§ STATED EXERCISE
Go through the listing and pick out each line with the word "view" in it.

Collected data entries:

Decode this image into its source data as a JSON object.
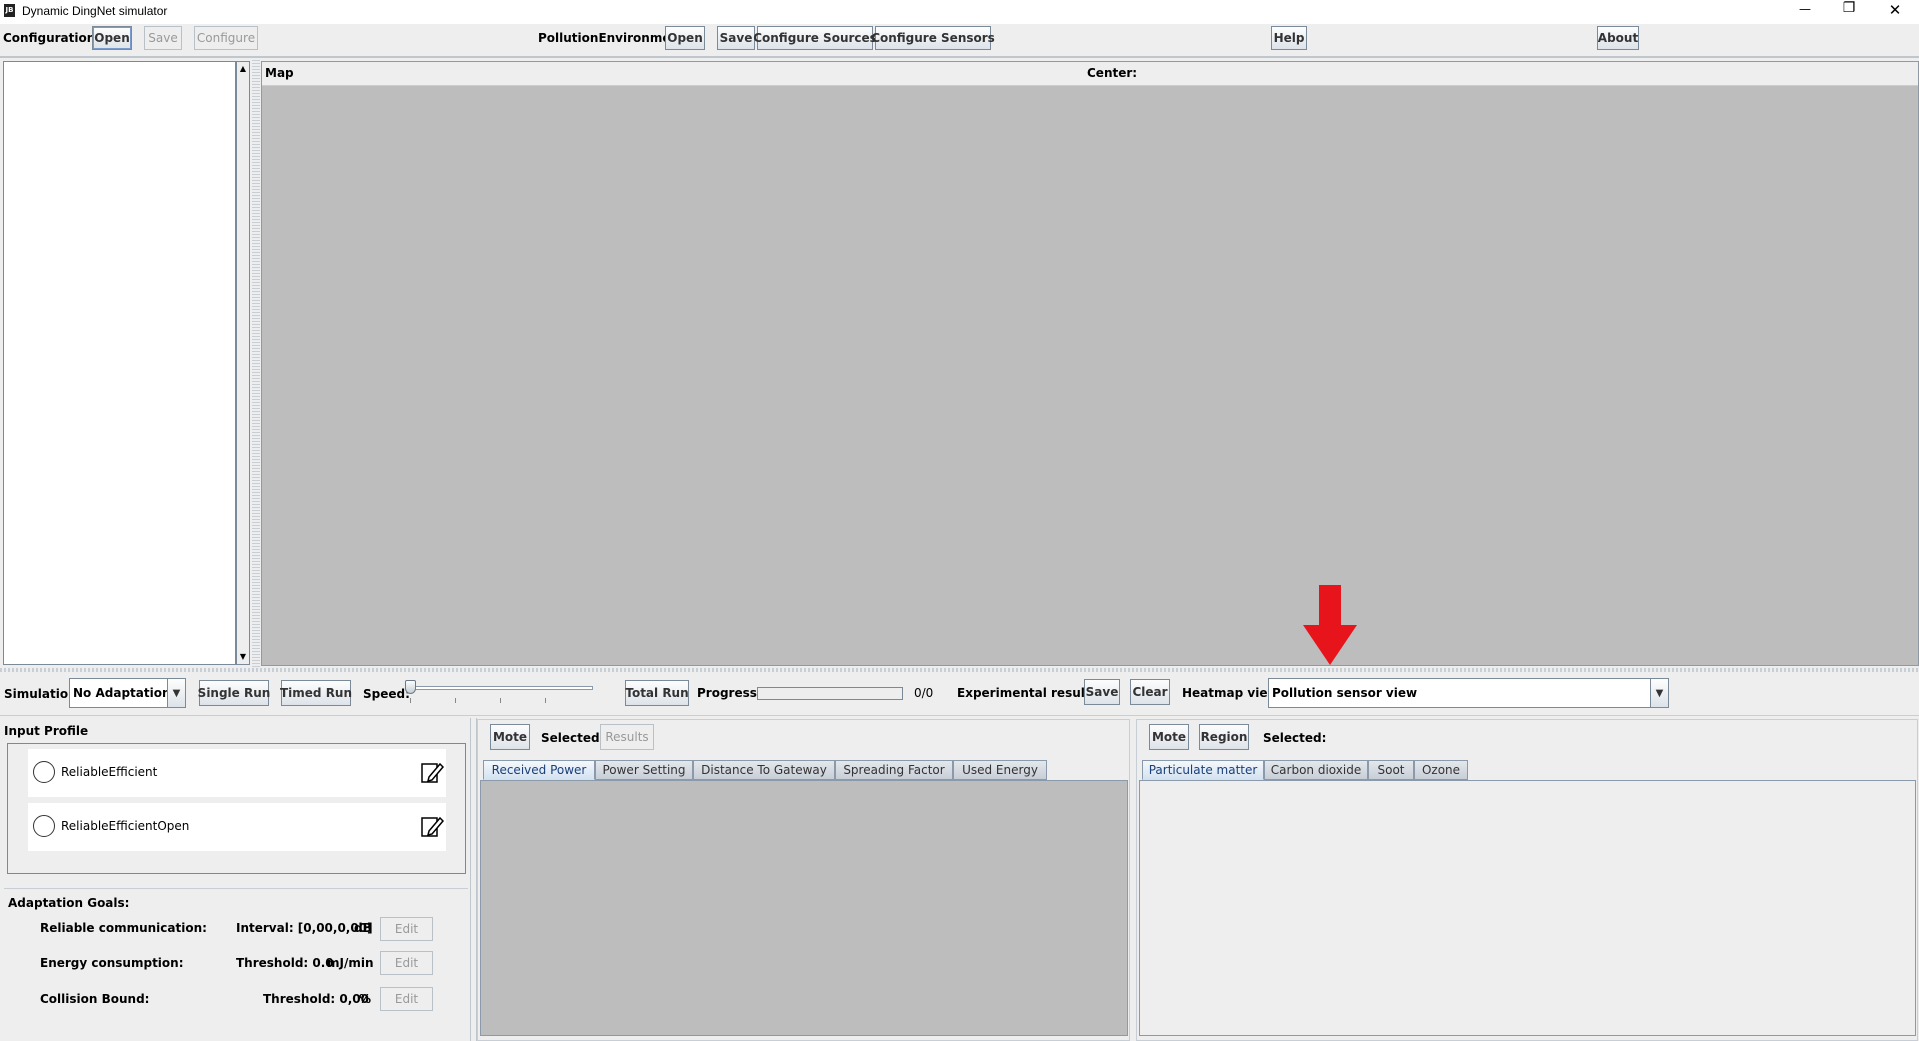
{
  "window": {
    "title": "Dynamic DingNet simulator",
    "app_icon": "java-app-icon",
    "controls": {
      "minimize": "—",
      "restore": "❐",
      "close": "✕"
    }
  },
  "toolbar": {
    "configuration_label": "Configuration:",
    "open": "Open",
    "save": "Save",
    "configure": "Configure",
    "pollution_label": "PollutionEnvironment:",
    "p_open": "Open",
    "p_save": "Save",
    "configure_sources": "Configure Sources",
    "configure_sensors": "Configure Sensors",
    "help": "Help",
    "about": "About"
  },
  "map": {
    "title": "Map",
    "center_label": "Center:"
  },
  "sim_bar": {
    "simulation_label": "Simulation",
    "adaptation_value": "No Adaptation",
    "single_run": "Single Run",
    "timed_run": "Timed Run",
    "speed_label": "Speed:",
    "speed_fraction": 0.0,
    "total_run": "Total Run",
    "progress_label": "Progress:",
    "progress_fraction": 0,
    "progress_text": "0/0",
    "results_label": "Experimental results:",
    "results_save": "Save",
    "results_clear": "Clear",
    "heatmap_label": "Heatmap view:",
    "heatmap_value": "Pollution sensor view"
  },
  "input_profile": {
    "title": "Input Profile",
    "profiles": [
      {
        "name": "ReliableEfficient"
      },
      {
        "name": "ReliableEfficientOpen"
      }
    ]
  },
  "adaptation_goals": {
    "title": "Adaptation Goals:",
    "goals": [
      {
        "name": "Reliable communication:",
        "value": "Interval: [0,00,0,00]",
        "unit": "dB",
        "edit": "Edit"
      },
      {
        "name": "Energy consumption:",
        "value": "Threshold: 0.0",
        "unit": "mJ/min",
        "edit": "Edit"
      },
      {
        "name": "Collision Bound:",
        "value": "Threshold: 0,00",
        "unit": "%",
        "edit": "Edit"
      }
    ]
  },
  "mote_panel": {
    "mote": "Mote",
    "selected_label": "Selected:",
    "results": "Results",
    "tabs": [
      "Received Power",
      "Power Setting",
      "Distance To Gateway",
      "Spreading Factor",
      "Used Energy"
    ]
  },
  "region_panel": {
    "mote": "Mote",
    "region": "Region",
    "selected_label": "Selected:",
    "tabs": [
      "Particulate matter",
      "Carbon dioxide",
      "Soot",
      "Ozone"
    ]
  },
  "annotation": {
    "color": "#e8141b",
    "icon": "red-down-arrow"
  }
}
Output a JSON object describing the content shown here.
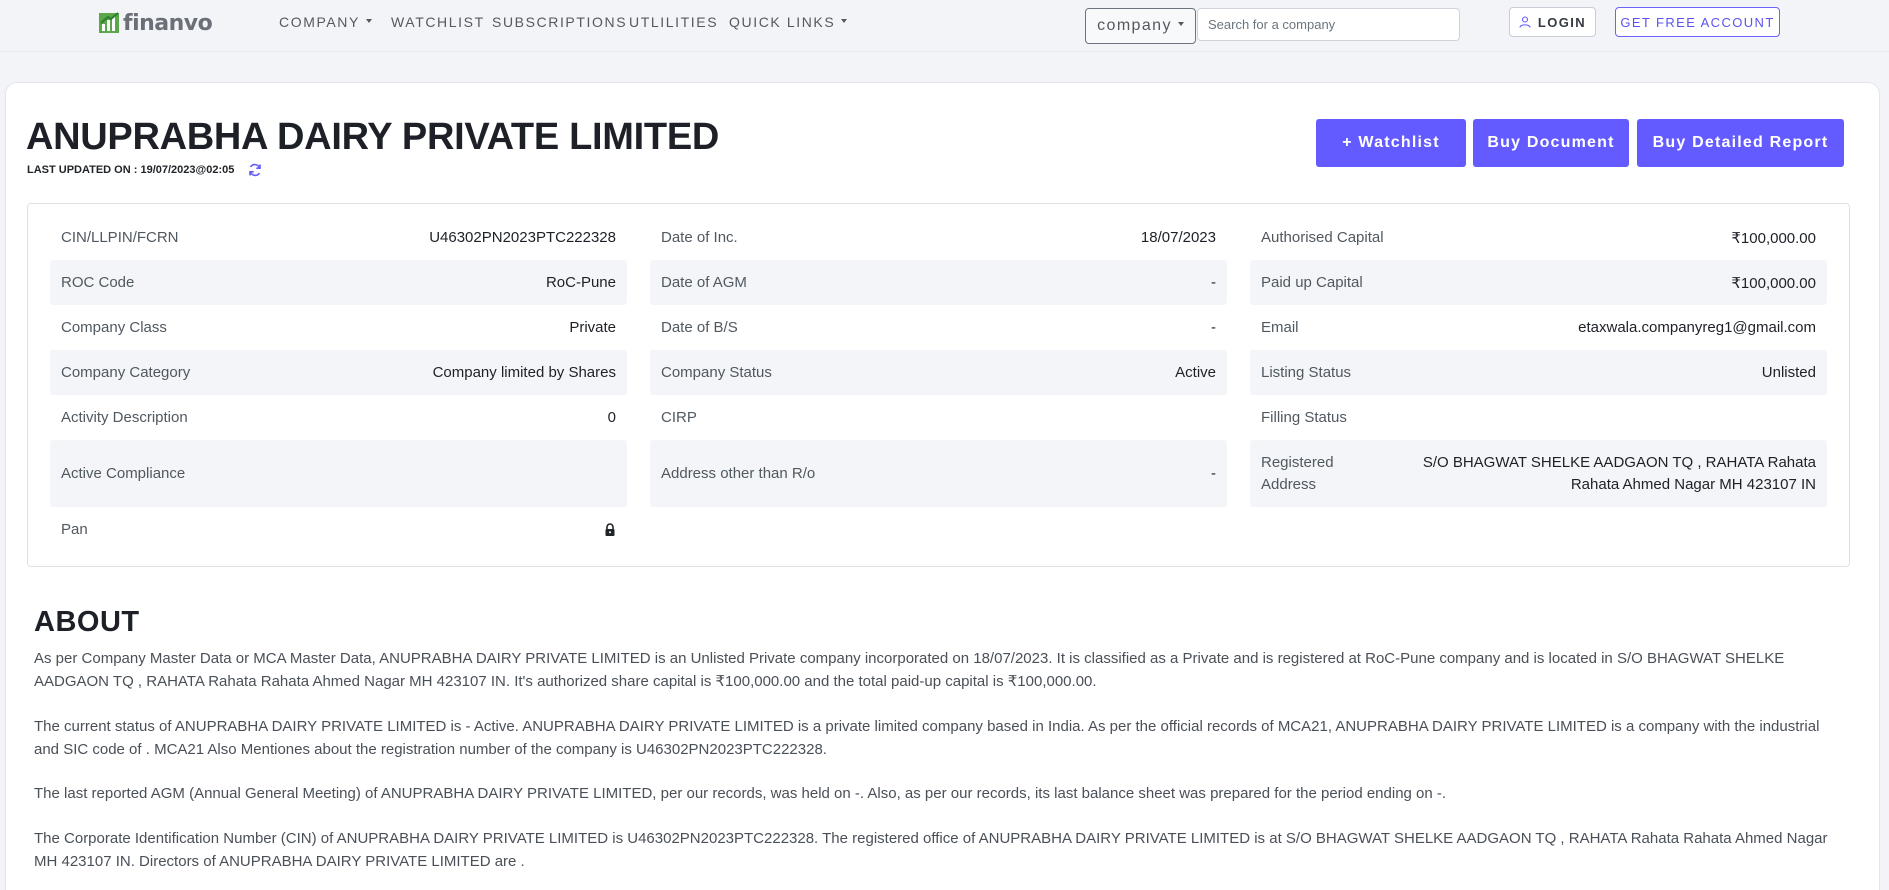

§ WRITTEN SOLUTION
    "heatmap_label": "Heatmap view:",
    "heatmap_value": "Pollution sensor view"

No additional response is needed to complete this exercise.